§ **Set exercise**:
Copy out lines with the word "text" from the material that follows.

####################

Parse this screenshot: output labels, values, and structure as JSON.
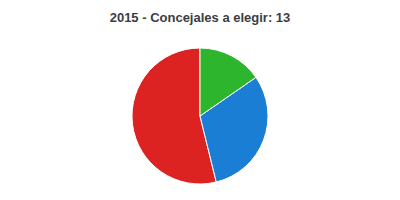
{
  "chart_data": {
    "type": "pie",
    "title": "2015 - Concejales a elegir: 13",
    "values": [
      7,
      4,
      2
    ],
    "colors": [
      "#dd2222",
      "#1a7fd4",
      "#2db52d"
    ]
  }
}
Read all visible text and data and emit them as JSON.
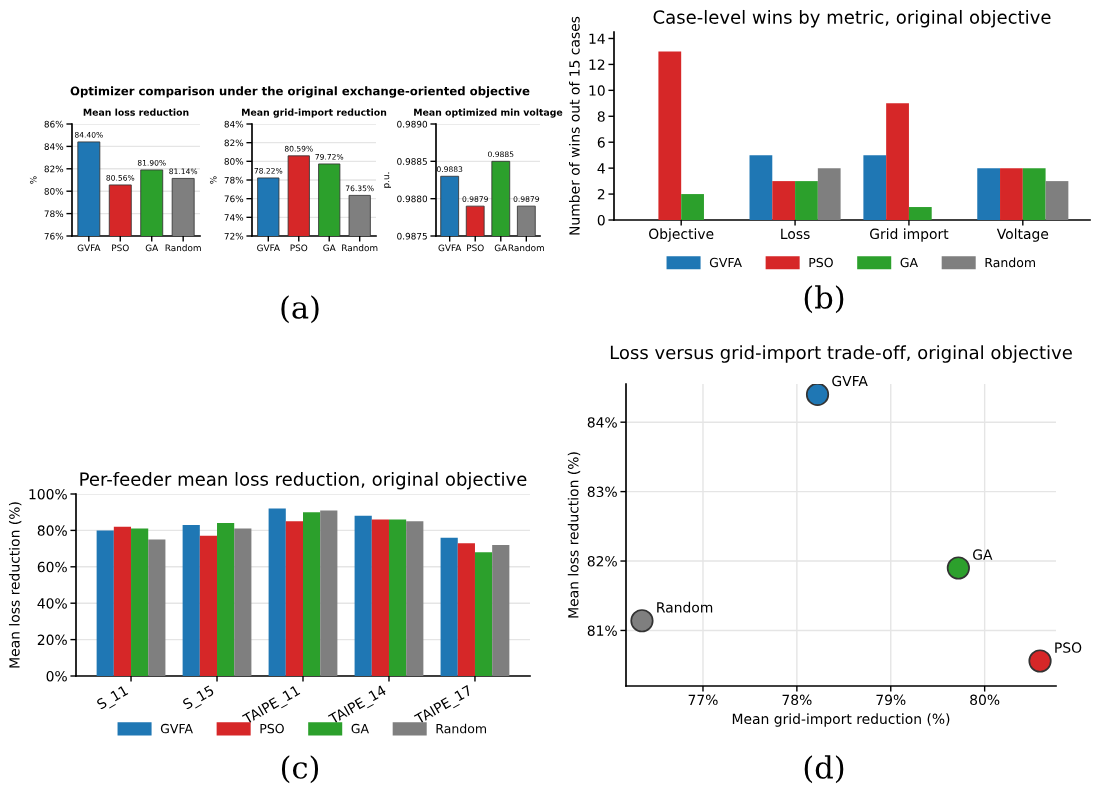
{
  "chart_data": [
    {
      "type": "bar",
      "title": "Mean loss reduction",
      "ylabel": "%",
      "categories": [
        "GVFA",
        "PSO",
        "GA",
        "Random"
      ],
      "values": [
        84.4,
        80.56,
        81.9,
        81.14
      ],
      "colors": [
        "#1f77b4",
        "#d62728",
        "#2ca02c",
        "#7f7f7f"
      ],
      "value_labels": [
        "84.40%",
        "80.56%",
        "81.90%",
        "81.14%"
      ],
      "ylim": [
        76,
        86
      ],
      "yticks": [
        {
          "value": 76,
          "label": "76%"
        },
        {
          "value": 78,
          "label": "78%"
        },
        {
          "value": 80,
          "label": "80%"
        },
        {
          "value": 82,
          "label": "82%"
        },
        {
          "value": 84,
          "label": "84%"
        },
        {
          "value": 86,
          "label": "86%"
        }
      ],
      "grid": "y",
      "legend": false,
      "annotations": [
        "Optimizer comparison under the original exchange-oriented objective",
        "(a)"
      ]
    },
    {
      "type": "bar",
      "title": "Mean grid-import reduction",
      "ylabel": "%",
      "categories": [
        "GVFA",
        "PSO",
        "GA",
        "Random"
      ],
      "values": [
        78.22,
        80.59,
        79.72,
        76.35
      ],
      "colors": [
        "#1f77b4",
        "#d62728",
        "#2ca02c",
        "#7f7f7f"
      ],
      "value_labels": [
        "78.22%",
        "80.59%",
        "79.72%",
        "76.35%"
      ],
      "ylim": [
        72,
        84
      ],
      "yticks": [
        {
          "value": 72,
          "label": "72%"
        },
        {
          "value": 74,
          "label": "74%"
        },
        {
          "value": 76,
          "label": "76%"
        },
        {
          "value": 78,
          "label": "78%"
        },
        {
          "value": 80,
          "label": "80%"
        },
        {
          "value": 82,
          "label": "82%"
        },
        {
          "value": 84,
          "label": "84%"
        }
      ],
      "grid": "y",
      "legend": false
    },
    {
      "type": "bar",
      "title": "Mean optimized min voltage",
      "ylabel": "p.u.",
      "categories": [
        "GVFA",
        "PSO",
        "GA",
        "Random"
      ],
      "values": [
        0.9883,
        0.9879,
        0.9885,
        0.9879
      ],
      "colors": [
        "#1f77b4",
        "#d62728",
        "#2ca02c",
        "#7f7f7f"
      ],
      "value_labels": [
        "0.9883",
        "0.9879",
        "0.9885",
        "0.9879"
      ],
      "ylim": [
        0.9875,
        0.989
      ],
      "yticks": [
        {
          "value": 0.9875,
          "label": "0.9875"
        },
        {
          "value": 0.988,
          "label": "0.9880"
        },
        {
          "value": 0.9885,
          "label": "0.9885"
        },
        {
          "value": 0.989,
          "label": "0.9890"
        }
      ],
      "grid": "y",
      "legend": false
    },
    {
      "type": "bar",
      "title": "Case-level wins by metric, original objective",
      "ylabel": "Number of wins out of 15 cases",
      "categories": [
        "Objective",
        "Loss",
        "Grid import",
        "Voltage"
      ],
      "series": [
        {
          "name": "GVFA",
          "color": "#1f77b4",
          "values": [
            0,
            5,
            5,
            4
          ]
        },
        {
          "name": "PSO",
          "color": "#d62728",
          "values": [
            13,
            3,
            9,
            4
          ]
        },
        {
          "name": "GA",
          "color": "#2ca02c",
          "values": [
            2,
            3,
            1,
            4
          ]
        },
        {
          "name": "Random",
          "color": "#7f7f7f",
          "values": [
            0,
            4,
            0,
            3
          ]
        }
      ],
      "ylim": [
        0,
        14.5
      ],
      "yticks": [
        0,
        2,
        4,
        6,
        8,
        10,
        12,
        14
      ],
      "grid": false,
      "legend": "bottom",
      "annotations": [
        "(b)"
      ]
    },
    {
      "type": "bar",
      "title": "Per-feeder mean loss reduction, original objective",
      "ylabel": "Mean loss reduction (%)",
      "categories": [
        "S_11",
        "S_15",
        "TAIPE_11",
        "TAIPE_14",
        "TAIPE_17"
      ],
      "series": [
        {
          "name": "GVFA",
          "color": "#1f77b4",
          "values": [
            80,
            83,
            92,
            88,
            76
          ]
        },
        {
          "name": "PSO",
          "color": "#d62728",
          "values": [
            82,
            77,
            85,
            86,
            73
          ]
        },
        {
          "name": "GA",
          "color": "#2ca02c",
          "values": [
            81,
            84,
            90,
            86,
            68
          ]
        },
        {
          "name": "Random",
          "color": "#7f7f7f",
          "values": [
            75,
            81,
            91,
            85,
            72
          ]
        }
      ],
      "ylim": [
        0,
        100
      ],
      "yticks": [
        {
          "value": 0,
          "label": "0%"
        },
        {
          "value": 20,
          "label": "20%"
        },
        {
          "value": 40,
          "label": "40%"
        },
        {
          "value": 60,
          "label": "60%"
        },
        {
          "value": 80,
          "label": "80%"
        },
        {
          "value": 100,
          "label": "100%"
        }
      ],
      "grid": "y",
      "legend": "bottom",
      "annotations": [
        "(c)"
      ]
    },
    {
      "type": "scatter",
      "title": "Loss versus grid-import trade-off, original objective",
      "xlabel": "Mean grid-import reduction (%)",
      "ylabel": "Mean loss reduction (%)",
      "series": [
        {
          "name": "GVFA",
          "color": "#1f77b4",
          "x": [
            78.22
          ],
          "values": [
            84.4
          ]
        },
        {
          "name": "PSO",
          "color": "#d62728",
          "x": [
            80.59
          ],
          "values": [
            80.56
          ]
        },
        {
          "name": "GA",
          "color": "#2ca02c",
          "x": [
            79.72
          ],
          "values": [
            81.9
          ]
        },
        {
          "name": "Random",
          "color": "#7f7f7f",
          "x": [
            76.35
          ],
          "values": [
            81.14
          ]
        }
      ],
      "xlim": [
        76.18,
        80.76
      ],
      "ylim": [
        80.2,
        84.55
      ],
      "xticks": [
        {
          "value": 77,
          "label": "77%"
        },
        {
          "value": 78,
          "label": "78%"
        },
        {
          "value": 79,
          "label": "79%"
        },
        {
          "value": 80,
          "label": "80%"
        }
      ],
      "yticks": [
        {
          "value": 81,
          "label": "81%"
        },
        {
          "value": 82,
          "label": "82%"
        },
        {
          "value": 83,
          "label": "83%"
        },
        {
          "value": 84,
          "label": "84%"
        }
      ],
      "grid": true,
      "legend": false,
      "marker": "circle",
      "annotations": [
        "(d)"
      ]
    }
  ]
}
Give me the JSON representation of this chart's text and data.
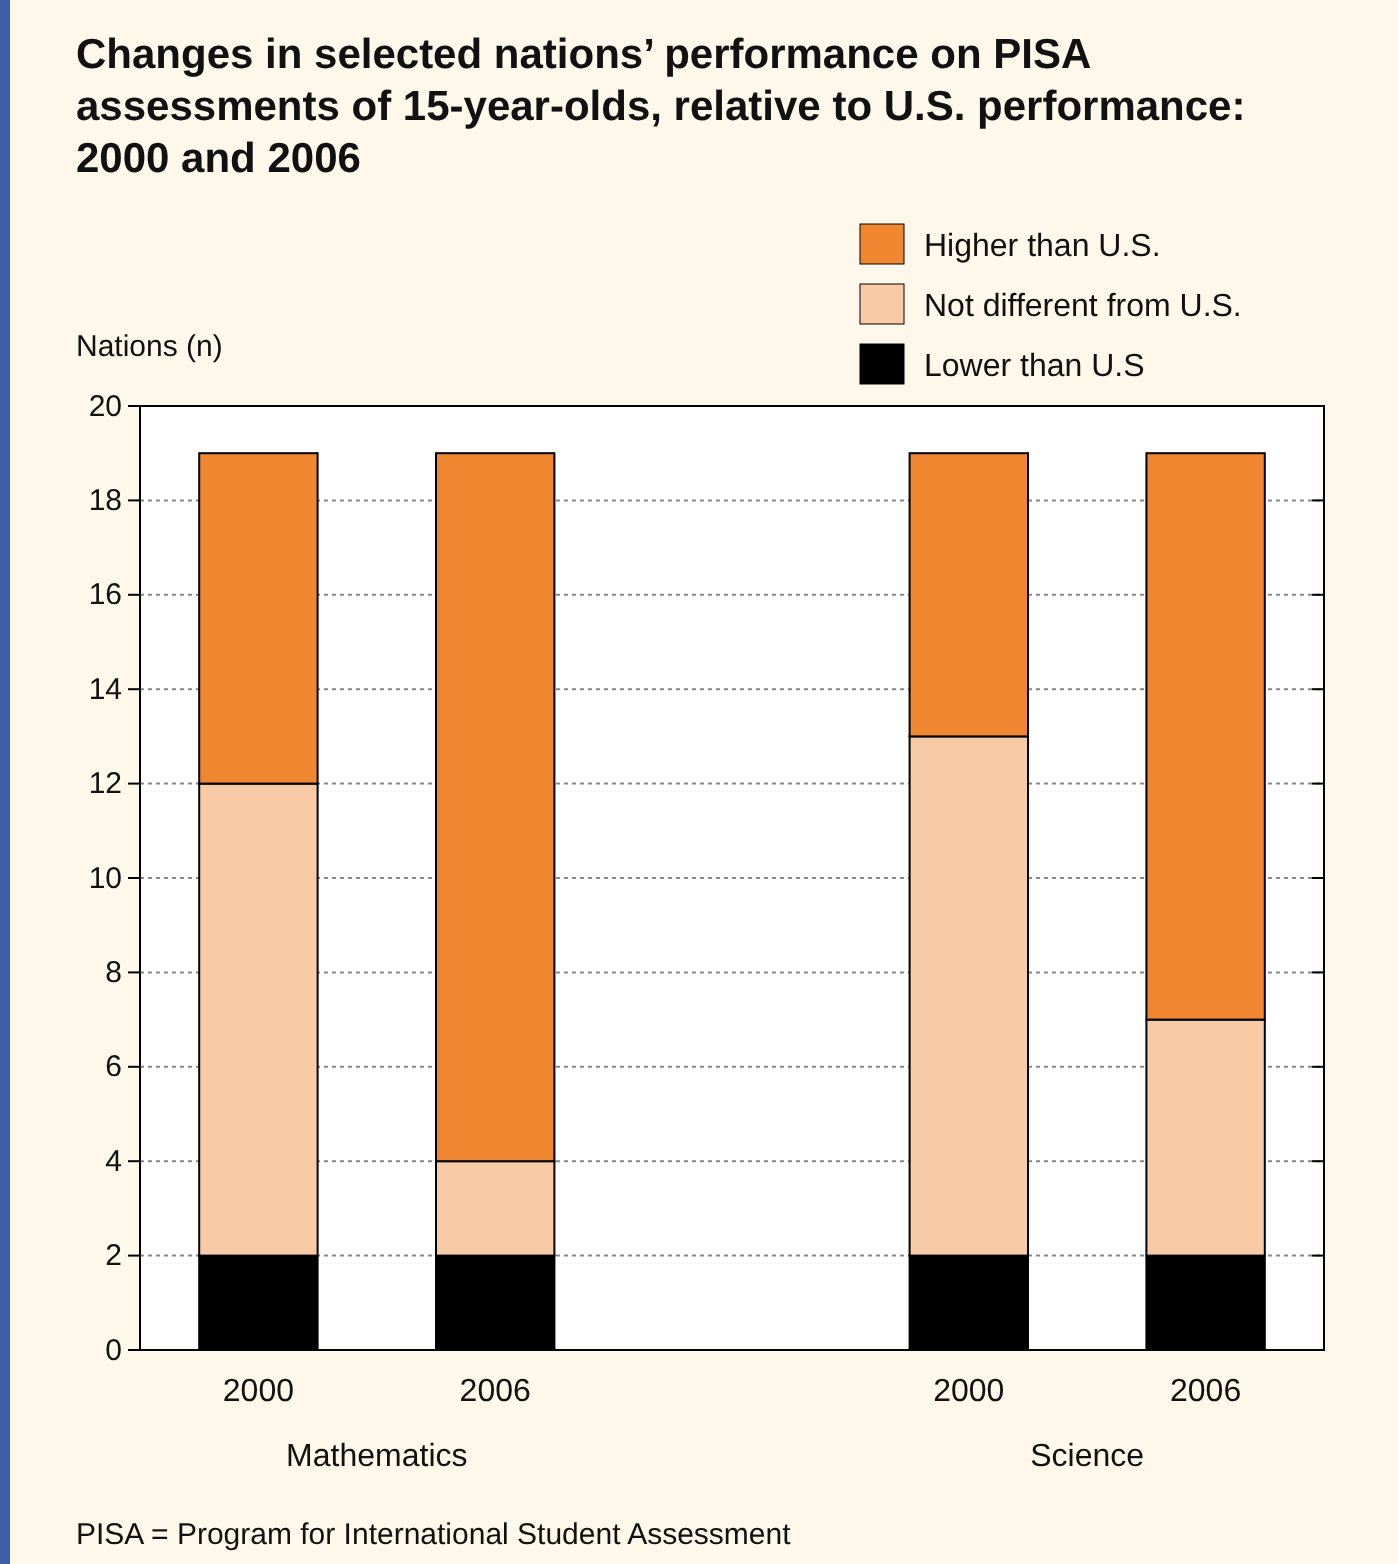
{
  "chart_data": {
    "type": "bar",
    "title": "Changes in selected nations’ performance on PISA assessments of 15-year-olds, relative to U.S. performance: 2000 and 2006",
    "ylabel": "Nations (n)",
    "categories": [
      "2000",
      "2006",
      null,
      "2000",
      "2006"
    ],
    "stacked": true,
    "series": [
      {
        "name": "Lower than U.S",
        "color": "#000000",
        "values": [
          2,
          2,
          null,
          2,
          2
        ]
      },
      {
        "name": "Not different from U.S.",
        "color": "#f8cba6",
        "values": [
          10,
          2,
          null,
          11,
          5
        ]
      },
      {
        "name": "Higher than U.S.",
        "color": "#f0862f",
        "values": [
          7,
          15,
          null,
          6,
          12
        ]
      }
    ],
    "ylim": [
      0,
      20
    ],
    "yticks": [
      0,
      2,
      4,
      6,
      8,
      10,
      12,
      14,
      16,
      18,
      20
    ],
    "grid": "y",
    "legend": "top right",
    "annotations": [
      "Mathematics",
      "Science",
      "PISA = Program for International Student Assessment"
    ]
  }
}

####################

§ **Task solution**:
Read all visible text and data and emit them as JSON.
Give me the JSON representation of this chart's text and data.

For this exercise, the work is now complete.